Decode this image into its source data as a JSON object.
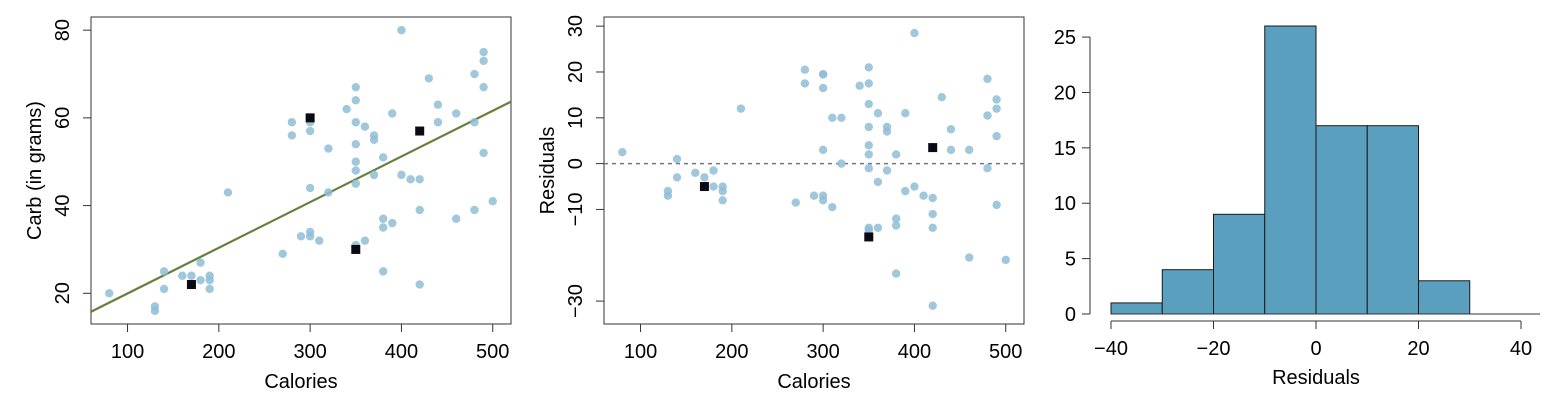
{
  "colors": {
    "point": "#8fbdd6",
    "point_highlight": "#0a0a14",
    "fit_line": "#63803a",
    "zero_line": "#777777",
    "bar_fill": "#5a9fbd",
    "bar_stroke": "#1a1a1a"
  },
  "chart_data": [
    {
      "type": "scatter",
      "xlabel": "Calories",
      "ylabel": "Carb (in grams)",
      "xlim": [
        60,
        520
      ],
      "ylim": [
        13,
        83
      ],
      "xticks": [
        100,
        200,
        300,
        400,
        500
      ],
      "yticks": [
        20,
        40,
        60,
        80
      ],
      "grid": false,
      "fit_line": {
        "x": [
          60,
          520
        ],
        "y": [
          15.8,
          63.7
        ]
      },
      "series": [
        {
          "role": "points",
          "x": [
            80,
            130,
            130,
            140,
            140,
            160,
            170,
            180,
            180,
            190,
            190,
            190,
            210,
            270,
            280,
            280,
            290,
            300,
            300,
            300,
            300,
            300,
            310,
            320,
            320,
            340,
            350,
            350,
            350,
            350,
            350,
            350,
            350,
            350,
            350,
            360,
            360,
            370,
            370,
            370,
            380,
            380,
            380,
            380,
            390,
            390,
            400,
            400,
            410,
            420,
            420,
            420,
            430,
            440,
            440,
            460,
            460,
            480,
            480,
            480,
            490,
            490,
            490,
            490,
            500
          ],
          "y": [
            20,
            16,
            17,
            21,
            25,
            24,
            24,
            23,
            27,
            21,
            23,
            24,
            43,
            29,
            56,
            59,
            33,
            33,
            34,
            44,
            57,
            59,
            32,
            43,
            53,
            62,
            31,
            45,
            48,
            50,
            54,
            59,
            64,
            67,
            30,
            32,
            58,
            47,
            55,
            56,
            25,
            35,
            37,
            51,
            36,
            61,
            47,
            80,
            46,
            22,
            39,
            46,
            69,
            59,
            63,
            37,
            61,
            39,
            59,
            70,
            52,
            67,
            73,
            75,
            41
          ]
        },
        {
          "role": "highlighted",
          "x": [
            170,
            300,
            350,
            420
          ],
          "y": [
            22,
            60,
            30,
            57
          ]
        }
      ]
    },
    {
      "type": "scatter",
      "xlabel": "Calories",
      "ylabel": "Residuals",
      "xlim": [
        60,
        520
      ],
      "ylim": [
        -35,
        32
      ],
      "xticks": [
        100,
        200,
        300,
        400,
        500
      ],
      "yticks": [
        -30,
        -10,
        0,
        10,
        20,
        30
      ],
      "grid": false,
      "reference_line_y": 0,
      "series": [
        {
          "role": "points",
          "x": [
            80,
            130,
            130,
            140,
            140,
            160,
            170,
            180,
            180,
            190,
            190,
            190,
            210,
            270,
            280,
            280,
            290,
            300,
            300,
            300,
            300,
            300,
            300,
            310,
            310,
            320,
            320,
            340,
            350,
            350,
            350,
            350,
            350,
            350,
            350,
            350,
            350,
            360,
            360,
            360,
            370,
            370,
            370,
            380,
            380,
            380,
            380,
            390,
            390,
            400,
            400,
            410,
            420,
            420,
            420,
            420,
            430,
            440,
            440,
            460,
            460,
            480,
            480,
            480,
            490,
            490,
            490,
            490,
            500
          ],
          "y": [
            2.5,
            -7,
            -6,
            -3,
            1,
            -2,
            -3,
            -1.5,
            -5,
            -5,
            -6,
            -8,
            12,
            -8.5,
            17.5,
            20.5,
            -7,
            -8,
            -7,
            3,
            16.5,
            19.5,
            19.5,
            -9.5,
            10,
            0,
            10,
            17,
            -14.5,
            -1,
            2,
            4,
            8,
            13,
            17.5,
            21,
            -14,
            -4,
            11,
            -14,
            -1.5,
            7,
            8,
            -12,
            -13.5,
            -24,
            2,
            -6,
            11,
            -5,
            28.5,
            -7,
            -31,
            -7.5,
            -11,
            -14,
            14.5,
            3,
            7.5,
            -20.5,
            3,
            -1,
            10.5,
            18.5,
            -9,
            6,
            12,
            14,
            -21
          ]
        },
        {
          "role": "highlighted",
          "x": [
            170,
            350,
            420
          ],
          "y": [
            -5,
            -16,
            3.5
          ]
        }
      ]
    },
    {
      "type": "bar",
      "xlabel": "Residuals",
      "ylabel": "",
      "xlim": [
        -40,
        40
      ],
      "ylim": [
        0,
        26
      ],
      "xticks": [
        -40,
        -20,
        0,
        20,
        40
      ],
      "yticks": [
        0,
        5,
        10,
        15,
        20,
        25
      ],
      "bin_edges": [
        -40,
        -30,
        -20,
        -10,
        0,
        10,
        20,
        30
      ],
      "values": [
        1,
        4,
        9,
        26,
        17,
        17,
        3
      ]
    }
  ]
}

● **Direction**
All of the data needs repeating exactly, but the pictures do not.

● **Solution to the problem**
Decode this image into its source data as a JSON object.
{
  "colors": {
    "point": "#8fbdd6",
    "point_highlight": "#0a0a14",
    "fit_line": "#63803a",
    "zero_line": "#777777",
    "bar_fill": "#5a9fbd",
    "bar_stroke": "#1a1a1a"
  },
  "chart_data": [
    {
      "type": "scatter",
      "xlabel": "Calories",
      "ylabel": "Carb (in grams)",
      "xlim": [
        60,
        520
      ],
      "ylim": [
        13,
        83
      ],
      "xticks": [
        100,
        200,
        300,
        400,
        500
      ],
      "yticks": [
        20,
        40,
        60,
        80
      ],
      "grid": false,
      "fit_line": {
        "x": [
          60,
          520
        ],
        "y": [
          15.8,
          63.7
        ]
      },
      "series": [
        {
          "role": "points",
          "x": [
            80,
            130,
            130,
            140,
            140,
            160,
            170,
            180,
            180,
            190,
            190,
            190,
            210,
            270,
            280,
            280,
            290,
            300,
            300,
            300,
            300,
            300,
            310,
            320,
            320,
            340,
            350,
            350,
            350,
            350,
            350,
            350,
            350,
            350,
            350,
            360,
            360,
            370,
            370,
            370,
            380,
            380,
            380,
            380,
            390,
            390,
            400,
            400,
            410,
            420,
            420,
            420,
            430,
            440,
            440,
            460,
            460,
            480,
            480,
            480,
            490,
            490,
            490,
            490,
            500
          ],
          "y": [
            20,
            16,
            17,
            21,
            25,
            24,
            24,
            23,
            27,
            21,
            23,
            24,
            43,
            29,
            56,
            59,
            33,
            33,
            34,
            44,
            57,
            59,
            32,
            43,
            53,
            62,
            31,
            45,
            48,
            50,
            54,
            59,
            64,
            67,
            30,
            32,
            58,
            47,
            55,
            56,
            25,
            35,
            37,
            51,
            36,
            61,
            47,
            80,
            46,
            22,
            39,
            46,
            69,
            59,
            63,
            37,
            61,
            39,
            59,
            70,
            52,
            67,
            73,
            75,
            41
          ]
        },
        {
          "role": "highlighted",
          "x": [
            170,
            300,
            350,
            420
          ],
          "y": [
            22,
            60,
            30,
            57
          ]
        }
      ]
    },
    {
      "type": "scatter",
      "xlabel": "Calories",
      "ylabel": "Residuals",
      "xlim": [
        60,
        520
      ],
      "ylim": [
        -35,
        32
      ],
      "xticks": [
        100,
        200,
        300,
        400,
        500
      ],
      "yticks": [
        -30,
        -10,
        0,
        10,
        20,
        30
      ],
      "grid": false,
      "reference_line_y": 0,
      "series": [
        {
          "role": "points",
          "x": [
            80,
            130,
            130,
            140,
            140,
            160,
            170,
            180,
            180,
            190,
            190,
            190,
            210,
            270,
            280,
            280,
            290,
            300,
            300,
            300,
            300,
            300,
            300,
            310,
            310,
            320,
            320,
            340,
            350,
            350,
            350,
            350,
            350,
            350,
            350,
            350,
            350,
            360,
            360,
            360,
            370,
            370,
            370,
            380,
            380,
            380,
            380,
            390,
            390,
            400,
            400,
            410,
            420,
            420,
            420,
            420,
            430,
            440,
            440,
            460,
            460,
            480,
            480,
            480,
            490,
            490,
            490,
            490,
            500
          ],
          "y": [
            2.5,
            -7,
            -6,
            -3,
            1,
            -2,
            -3,
            -1.5,
            -5,
            -5,
            -6,
            -8,
            12,
            -8.5,
            17.5,
            20.5,
            -7,
            -8,
            -7,
            3,
            16.5,
            19.5,
            19.5,
            -9.5,
            10,
            0,
            10,
            17,
            -14.5,
            -1,
            2,
            4,
            8,
            13,
            17.5,
            21,
            -14,
            -4,
            11,
            -14,
            -1.5,
            7,
            8,
            -12,
            -13.5,
            -24,
            2,
            -6,
            11,
            -5,
            28.5,
            -7,
            -31,
            -7.5,
            -11,
            -14,
            14.5,
            3,
            7.5,
            -20.5,
            3,
            -1,
            10.5,
            18.5,
            -9,
            6,
            12,
            14,
            -21
          ]
        },
        {
          "role": "highlighted",
          "x": [
            170,
            350,
            420
          ],
          "y": [
            -5,
            -16,
            3.5
          ]
        }
      ]
    },
    {
      "type": "bar",
      "xlabel": "Residuals",
      "ylabel": "",
      "xlim": [
        -40,
        40
      ],
      "ylim": [
        0,
        26
      ],
      "xticks": [
        -40,
        -20,
        0,
        20,
        40
      ],
      "yticks": [
        0,
        5,
        10,
        15,
        20,
        25
      ],
      "bin_edges": [
        -40,
        -30,
        -20,
        -10,
        0,
        10,
        20,
        30
      ],
      "values": [
        1,
        4,
        9,
        26,
        17,
        17,
        3
      ]
    }
  ]
}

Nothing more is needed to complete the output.